Please copy all of the following material line for line, keeping every character unchanged.

___ EXCERPTED RECORDS ___

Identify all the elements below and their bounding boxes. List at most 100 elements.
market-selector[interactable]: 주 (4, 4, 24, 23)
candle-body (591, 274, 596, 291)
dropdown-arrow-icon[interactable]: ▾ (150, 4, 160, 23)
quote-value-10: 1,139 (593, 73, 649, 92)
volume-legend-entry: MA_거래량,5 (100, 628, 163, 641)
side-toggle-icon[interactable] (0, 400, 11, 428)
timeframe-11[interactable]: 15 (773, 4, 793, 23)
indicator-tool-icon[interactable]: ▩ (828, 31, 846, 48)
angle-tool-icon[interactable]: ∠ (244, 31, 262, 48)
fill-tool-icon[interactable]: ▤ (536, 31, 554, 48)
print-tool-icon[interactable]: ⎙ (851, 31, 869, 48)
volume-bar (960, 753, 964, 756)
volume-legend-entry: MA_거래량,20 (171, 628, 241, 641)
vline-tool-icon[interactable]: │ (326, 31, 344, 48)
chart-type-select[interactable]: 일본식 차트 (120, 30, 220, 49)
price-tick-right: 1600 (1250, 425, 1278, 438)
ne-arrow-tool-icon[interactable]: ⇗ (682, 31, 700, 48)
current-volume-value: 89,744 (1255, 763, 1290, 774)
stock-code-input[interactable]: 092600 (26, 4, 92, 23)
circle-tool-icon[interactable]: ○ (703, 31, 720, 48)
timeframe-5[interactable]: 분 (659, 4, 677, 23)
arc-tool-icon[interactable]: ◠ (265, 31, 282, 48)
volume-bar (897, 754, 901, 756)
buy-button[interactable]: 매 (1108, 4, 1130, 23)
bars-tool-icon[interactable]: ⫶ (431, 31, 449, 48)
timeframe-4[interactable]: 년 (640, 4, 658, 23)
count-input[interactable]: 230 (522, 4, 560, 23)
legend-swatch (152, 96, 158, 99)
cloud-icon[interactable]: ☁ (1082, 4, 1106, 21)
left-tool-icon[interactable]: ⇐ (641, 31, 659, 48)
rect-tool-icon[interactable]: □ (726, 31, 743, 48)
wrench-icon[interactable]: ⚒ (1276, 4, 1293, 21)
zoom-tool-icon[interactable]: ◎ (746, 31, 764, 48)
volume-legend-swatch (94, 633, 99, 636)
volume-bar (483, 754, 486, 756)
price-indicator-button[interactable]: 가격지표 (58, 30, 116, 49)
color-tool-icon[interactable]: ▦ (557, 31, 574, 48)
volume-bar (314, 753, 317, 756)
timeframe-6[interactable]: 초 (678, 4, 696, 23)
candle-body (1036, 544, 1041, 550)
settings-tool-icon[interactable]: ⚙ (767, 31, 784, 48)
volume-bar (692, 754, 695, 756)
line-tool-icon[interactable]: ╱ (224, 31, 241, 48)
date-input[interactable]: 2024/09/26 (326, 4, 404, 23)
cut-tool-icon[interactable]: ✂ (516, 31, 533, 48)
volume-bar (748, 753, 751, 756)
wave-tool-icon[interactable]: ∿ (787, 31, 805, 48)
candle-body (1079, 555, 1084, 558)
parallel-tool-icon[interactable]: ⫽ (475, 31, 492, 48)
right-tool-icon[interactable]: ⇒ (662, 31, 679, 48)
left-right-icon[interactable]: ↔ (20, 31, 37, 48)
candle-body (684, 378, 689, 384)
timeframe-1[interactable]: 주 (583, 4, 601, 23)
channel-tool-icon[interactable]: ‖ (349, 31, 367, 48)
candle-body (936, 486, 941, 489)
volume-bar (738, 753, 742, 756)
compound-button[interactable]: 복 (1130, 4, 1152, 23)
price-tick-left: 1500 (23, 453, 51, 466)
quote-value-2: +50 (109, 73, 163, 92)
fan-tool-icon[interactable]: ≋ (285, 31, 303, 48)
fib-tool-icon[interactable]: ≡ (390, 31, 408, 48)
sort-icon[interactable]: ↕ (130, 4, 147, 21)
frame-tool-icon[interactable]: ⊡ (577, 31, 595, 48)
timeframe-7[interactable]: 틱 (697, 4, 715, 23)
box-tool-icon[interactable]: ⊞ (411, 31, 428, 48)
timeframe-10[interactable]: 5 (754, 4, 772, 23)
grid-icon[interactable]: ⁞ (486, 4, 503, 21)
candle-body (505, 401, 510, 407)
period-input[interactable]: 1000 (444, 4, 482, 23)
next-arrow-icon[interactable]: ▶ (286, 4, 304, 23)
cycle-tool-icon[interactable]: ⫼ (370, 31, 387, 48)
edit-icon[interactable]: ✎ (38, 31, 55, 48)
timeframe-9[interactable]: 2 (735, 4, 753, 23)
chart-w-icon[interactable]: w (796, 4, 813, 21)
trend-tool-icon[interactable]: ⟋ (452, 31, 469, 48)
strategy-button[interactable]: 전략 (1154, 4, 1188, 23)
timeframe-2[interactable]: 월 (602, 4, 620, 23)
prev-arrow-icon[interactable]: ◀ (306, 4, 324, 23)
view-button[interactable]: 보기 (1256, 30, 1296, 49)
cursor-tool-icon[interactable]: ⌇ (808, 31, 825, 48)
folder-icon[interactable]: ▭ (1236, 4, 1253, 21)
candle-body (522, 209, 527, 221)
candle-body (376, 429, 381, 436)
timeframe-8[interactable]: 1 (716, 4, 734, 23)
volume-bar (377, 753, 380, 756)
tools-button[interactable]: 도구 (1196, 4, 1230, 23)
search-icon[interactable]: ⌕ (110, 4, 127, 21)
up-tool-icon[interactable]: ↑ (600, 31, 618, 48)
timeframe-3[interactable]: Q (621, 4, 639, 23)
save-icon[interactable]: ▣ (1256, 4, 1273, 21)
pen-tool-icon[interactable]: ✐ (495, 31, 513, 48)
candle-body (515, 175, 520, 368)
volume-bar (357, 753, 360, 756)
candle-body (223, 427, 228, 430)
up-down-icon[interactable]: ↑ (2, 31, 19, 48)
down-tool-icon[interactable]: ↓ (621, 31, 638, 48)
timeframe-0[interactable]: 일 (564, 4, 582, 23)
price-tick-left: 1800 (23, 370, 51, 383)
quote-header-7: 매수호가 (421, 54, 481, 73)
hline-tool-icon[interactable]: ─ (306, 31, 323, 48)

___

■ **OUTPUT**:
Identify all the elements below and their bounding boxes. List at most 100 elements.
market-selector[interactable]: 주 (4, 4, 24, 23)
candle-body (591, 274, 596, 291)
dropdown-arrow-icon[interactable]: ▾ (150, 4, 160, 23)
quote-value-10: 1,139 (593, 73, 649, 92)
volume-legend-entry: MA_거래량,5 (100, 628, 163, 641)
side-toggle-icon[interactable] (0, 400, 11, 428)
timeframe-11[interactable]: 15 (773, 4, 793, 23)
indicator-tool-icon[interactable]: ▩ (828, 31, 846, 48)
angle-tool-icon[interactable]: ∠ (244, 31, 262, 48)
fill-tool-icon[interactable]: ▤ (536, 31, 554, 48)
print-tool-icon[interactable]: ⎙ (851, 31, 869, 48)
volume-bar (960, 753, 964, 756)
volume-legend-entry: MA_거래량,20 (171, 628, 241, 641)
vline-tool-icon[interactable]: │ (326, 31, 344, 48)
chart-type-select[interactable]: 일본식 차트 (120, 30, 220, 49)
price-tick-right: 1600 (1250, 425, 1278, 438)
ne-arrow-tool-icon[interactable]: ⇗ (682, 31, 700, 48)
current-volume-value: 89,744 (1255, 763, 1290, 774)
stock-code-input[interactable]: 092600 (26, 4, 92, 23)
circle-tool-icon[interactable]: ○ (703, 31, 720, 48)
timeframe-5[interactable]: 분 (659, 4, 677, 23)
arc-tool-icon[interactable]: ◠ (265, 31, 282, 48)
volume-bar (897, 754, 901, 756)
buy-button[interactable]: 매 (1108, 4, 1130, 23)
bars-tool-icon[interactable]: ⫶ (431, 31, 449, 48)
timeframe-4[interactable]: 년 (640, 4, 658, 23)
count-input[interactable]: 230 (522, 4, 560, 23)
legend-swatch (152, 96, 158, 99)
cloud-icon[interactable]: ☁ (1082, 4, 1106, 21)
left-tool-icon[interactable]: ⇐ (641, 31, 659, 48)
rect-tool-icon[interactable]: □ (726, 31, 743, 48)
wrench-icon[interactable]: ⚒ (1276, 4, 1293, 21)
zoom-tool-icon[interactable]: ◎ (746, 31, 764, 48)
volume-legend-swatch (94, 633, 99, 636)
volume-bar (483, 754, 486, 756)
price-indicator-button[interactable]: 가격지표 (58, 30, 116, 49)
color-tool-icon[interactable]: ▦ (557, 31, 574, 48)
volume-bar (314, 753, 317, 756)
timeframe-6[interactable]: 초 (678, 4, 696, 23)
candle-body (1036, 544, 1041, 550)
settings-tool-icon[interactable]: ⚙ (767, 31, 784, 48)
volume-bar (692, 754, 695, 756)
line-tool-icon[interactable]: ╱ (224, 31, 241, 48)
date-input[interactable]: 2024/09/26 (326, 4, 404, 23)
cut-tool-icon[interactable]: ✂ (516, 31, 533, 48)
volume-bar (748, 753, 751, 756)
wave-tool-icon[interactable]: ∿ (787, 31, 805, 48)
candle-body (1079, 555, 1084, 558)
parallel-tool-icon[interactable]: ⫽ (475, 31, 492, 48)
right-tool-icon[interactable]: ⇒ (662, 31, 679, 48)
left-right-icon[interactable]: ↔ (20, 31, 37, 48)
candle-body (684, 378, 689, 384)
timeframe-1[interactable]: 주 (583, 4, 601, 23)
channel-tool-icon[interactable]: ‖ (349, 31, 367, 48)
candle-body (936, 486, 941, 489)
volume-bar (738, 753, 742, 756)
compound-button[interactable]: 복 (1130, 4, 1152, 23)
price-tick-left: 1500 (23, 453, 51, 466)
quote-value-2: +50 (109, 73, 163, 92)
fan-tool-icon[interactable]: ≋ (285, 31, 303, 48)
fib-tool-icon[interactable]: ≡ (390, 31, 408, 48)
sort-icon[interactable]: ↕ (130, 4, 147, 21)
frame-tool-icon[interactable]: ⊡ (577, 31, 595, 48)
timeframe-7[interactable]: 틱 (697, 4, 715, 23)
box-tool-icon[interactable]: ⊞ (411, 31, 428, 48)
timeframe-10[interactable]: 5 (754, 4, 772, 23)
grid-icon[interactable]: ⁞ (486, 4, 503, 21)
candle-body (505, 401, 510, 407)
period-input[interactable]: 1000 (444, 4, 482, 23)
next-arrow-icon[interactable]: ▶ (286, 4, 304, 23)
cycle-tool-icon[interactable]: ⫼ (370, 31, 387, 48)
edit-icon[interactable]: ✎ (38, 31, 55, 48)
timeframe-9[interactable]: 2 (735, 4, 753, 23)
chart-w-icon[interactable]: w (796, 4, 813, 21)
trend-tool-icon[interactable]: ⟋ (452, 31, 469, 48)
strategy-button[interactable]: 전략 (1154, 4, 1188, 23)
timeframe-2[interactable]: 월 (602, 4, 620, 23)
prev-arrow-icon[interactable]: ◀ (306, 4, 324, 23)
view-button[interactable]: 보기 (1256, 30, 1296, 49)
cursor-tool-icon[interactable]: ⌇ (808, 31, 825, 48)
folder-icon[interactable]: ▭ (1236, 4, 1253, 21)
candle-body (522, 209, 527, 221)
candle-body (376, 429, 381, 436)
timeframe-8[interactable]: 1 (716, 4, 734, 23)
volume-bar (377, 753, 380, 756)
tools-button[interactable]: 도구 (1196, 4, 1230, 23)
search-icon[interactable]: ⌕ (110, 4, 127, 21)
up-tool-icon[interactable]: ↑ (600, 31, 618, 48)
timeframe-3[interactable]: Q (621, 4, 639, 23)
save-icon[interactable]: ▣ (1256, 4, 1273, 21)
pen-tool-icon[interactable]: ✐ (495, 31, 513, 48)
candle-body (515, 175, 520, 368)
volume-bar (357, 753, 360, 756)
candle-body (223, 427, 228, 430)
up-down-icon[interactable]: ↑ (2, 31, 19, 48)
down-tool-icon[interactable]: ↓ (621, 31, 638, 48)
timeframe-0[interactable]: 일 (564, 4, 582, 23)
price-tick-left: 1800 (23, 370, 51, 383)
quote-header-7: 매수호가 (421, 54, 481, 73)
hline-tool-icon[interactable]: ─ (306, 31, 323, 48)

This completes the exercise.